GIVEN RECORDS.
☆ ☆ ☆ ☆ ☆ ☆ ☆
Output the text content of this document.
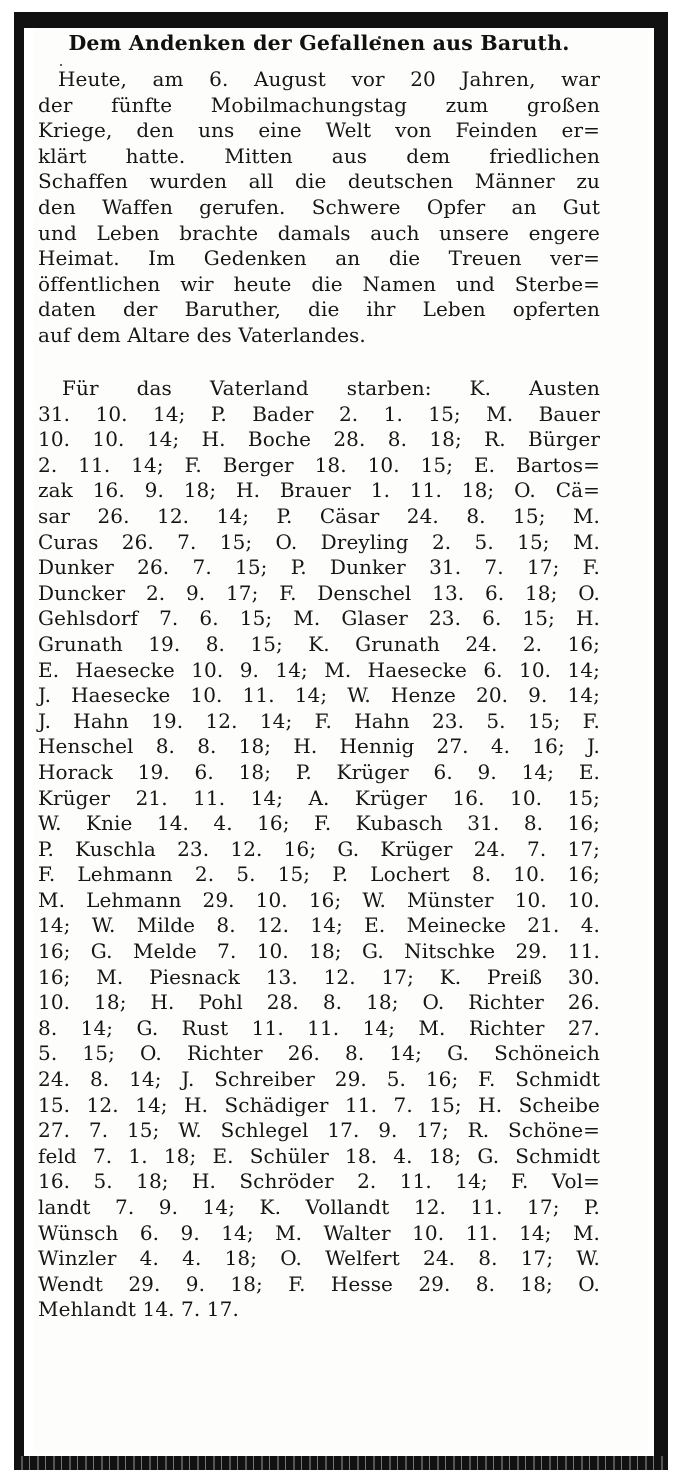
Dem Andenken der Gefallenen aus Baruth.
Heute, am 6. August vor 20 Jahren, war
der fünfte Mobilmachungstag zum großen
Kriege, den uns eine Welt von Feinden er=
klärt hatte. Mitten aus dem friedlichen
Schaffen wurden all die deutschen Männer zu
den Waffen gerufen. Schwere Opfer an Gut
und Leben brachte damals auch unsere engere
Heimat. Im Gedenken an die Treuen ver=
öffentlichen wir heute die Namen und Sterbe=
daten der Baruther, die ihr Leben opferten
auf dem Altare des Vaterlandes.
Für das Vaterland starben: K. Austen
31. 10. 14; P. Bader 2. 1. 15; M. Bauer
10. 10. 14; H. Boche 28. 8. 18; R. Bürger
2. 11. 14; F. Berger 18. 10. 15; E. Bartos=
zak 16. 9. 18; H. Brauer 1. 11. 18; O. Cä=
sar 26. 12. 14; P. Cäsar 24. 8. 15; M.
Curas 26. 7. 15; O. Dreyling 2. 5. 15; M.
Dunker 26. 7. 15; P. Dunker 31. 7. 17; F.
Duncker 2. 9. 17; F. Denschel 13. 6. 18; O.
Gehlsdorf 7. 6. 15; M. Glaser 23. 6. 15; H.
Grunath 19. 8. 15; K. Grunath 24. 2. 16;
E. Haesecke 10. 9. 14; M. Haesecke 6. 10. 14;
J. Haesecke 10. 11. 14; W. Henze 20. 9. 14;
J. Hahn 19. 12. 14; F. Hahn 23. 5. 15; F.
Henschel 8. 8. 18; H. Hennig 27. 4. 16; J.
Horack 19. 6. 18; P. Krüger 6. 9. 14; E.
Krüger 21. 11. 14; A. Krüger 16. 10. 15;
W. Knie 14. 4. 16; F. Kubasch 31. 8. 16;
P. Kuschla 23. 12. 16; G. Krüger 24. 7. 17;
F. Lehmann 2. 5. 15; P. Lochert 8. 10. 16;
M. Lehmann 29. 10. 16; W. Münster 10. 10.
14; W. Milde 8. 12. 14; E. Meinecke 21. 4.
16; G. Melde 7. 10. 18; G. Nitschke 29. 11.
16; M. Piesnack 13. 12. 17; K. Preiß 30.
10. 18; H. Pohl 28. 8. 18; O. Richter 26.
8. 14; G. Rust 11. 11. 14; M. Richter 27.
5. 15; O. Richter 26. 8. 14; G. Schöneich
24. 8. 14; J. Schreiber 29. 5. 16; F. Schmidt
15. 12. 14; H. Schädiger 11. 7. 15; H. Scheibe
27. 7. 15; W. Schlegel 17. 9. 17; R. Schöne=
feld 7. 1. 18; E. Schüler 18. 4. 18; G. Schmidt
16. 5. 18; H. Schröder 2. 11. 14; F. Vol=
landt 7. 9. 14; K. Vollandt 12. 11. 17; P.
Wünsch 6. 9. 14; M. Walter 10. 11. 14; M.
Winzler 4. 4. 18; O. Welfert 24. 8. 17; W.
Wendt 29. 9. 18; F. Hesse 29. 8. 18; O.
Mehlandt 14. 7. 17.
☆ ☆ ☆ ☆ ☆ ☆ ☆
WRITTEN REQUEST.
Tally up the lines holding the word "Schmidt" in the data above, and answer with that figure only.

RESULT OF THIS TASK.
2